▶ Records to use
══════════════════════════════
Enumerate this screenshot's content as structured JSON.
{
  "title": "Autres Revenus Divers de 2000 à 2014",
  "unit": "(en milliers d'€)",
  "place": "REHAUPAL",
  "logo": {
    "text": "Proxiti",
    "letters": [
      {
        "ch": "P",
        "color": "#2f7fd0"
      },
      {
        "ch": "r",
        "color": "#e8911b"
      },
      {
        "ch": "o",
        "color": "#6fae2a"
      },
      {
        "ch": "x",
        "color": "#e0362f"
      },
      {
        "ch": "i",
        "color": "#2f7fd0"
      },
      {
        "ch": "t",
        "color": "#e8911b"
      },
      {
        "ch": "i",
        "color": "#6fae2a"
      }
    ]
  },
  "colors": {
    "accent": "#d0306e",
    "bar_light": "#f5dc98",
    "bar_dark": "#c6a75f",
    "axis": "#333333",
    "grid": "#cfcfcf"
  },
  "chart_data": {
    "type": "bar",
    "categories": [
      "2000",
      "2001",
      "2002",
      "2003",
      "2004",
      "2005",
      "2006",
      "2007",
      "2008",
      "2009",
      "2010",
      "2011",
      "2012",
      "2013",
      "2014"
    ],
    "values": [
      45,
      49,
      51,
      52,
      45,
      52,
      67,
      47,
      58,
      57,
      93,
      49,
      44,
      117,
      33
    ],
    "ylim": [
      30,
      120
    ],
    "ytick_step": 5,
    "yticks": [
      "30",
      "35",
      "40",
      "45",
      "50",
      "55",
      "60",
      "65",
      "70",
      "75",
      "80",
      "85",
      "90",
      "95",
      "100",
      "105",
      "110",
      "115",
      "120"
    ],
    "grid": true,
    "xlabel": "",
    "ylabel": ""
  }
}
══════════════════════════════
▶ Aim
Word for word, restate all of the data shown above.

▶ Problem solution
Enumerate this screenshot's content as structured JSON.
{
  "title": "Autres Revenus Divers de 2000 à 2014",
  "unit": "(en milliers d'€)",
  "place": "REHAUPAL",
  "logo": {
    "text": "Proxiti",
    "letters": [
      {
        "ch": "P",
        "color": "#2f7fd0"
      },
      {
        "ch": "r",
        "color": "#e8911b"
      },
      {
        "ch": "o",
        "color": "#6fae2a"
      },
      {
        "ch": "x",
        "color": "#e0362f"
      },
      {
        "ch": "i",
        "color": "#2f7fd0"
      },
      {
        "ch": "t",
        "color": "#e8911b"
      },
      {
        "ch": "i",
        "color": "#6fae2a"
      }
    ]
  },
  "colors": {
    "accent": "#d0306e",
    "bar_light": "#f5dc98",
    "bar_dark": "#c6a75f",
    "axis": "#333333",
    "grid": "#cfcfcf"
  },
  "chart_data": {
    "type": "bar",
    "categories": [
      "2000",
      "2001",
      "2002",
      "2003",
      "2004",
      "2005",
      "2006",
      "2007",
      "2008",
      "2009",
      "2010",
      "2011",
      "2012",
      "2013",
      "2014"
    ],
    "values": [
      45,
      49,
      51,
      52,
      45,
      52,
      67,
      47,
      58,
      57,
      93,
      49,
      44,
      117,
      33
    ],
    "ylim": [
      30,
      120
    ],
    "ytick_step": 5,
    "yticks": [
      "30",
      "35",
      "40",
      "45",
      "50",
      "55",
      "60",
      "65",
      "70",
      "75",
      "80",
      "85",
      "90",
      "95",
      "100",
      "105",
      "110",
      "115",
      "120"
    ],
    "grid": true,
    "xlabel": "",
    "ylabel": ""
  }
}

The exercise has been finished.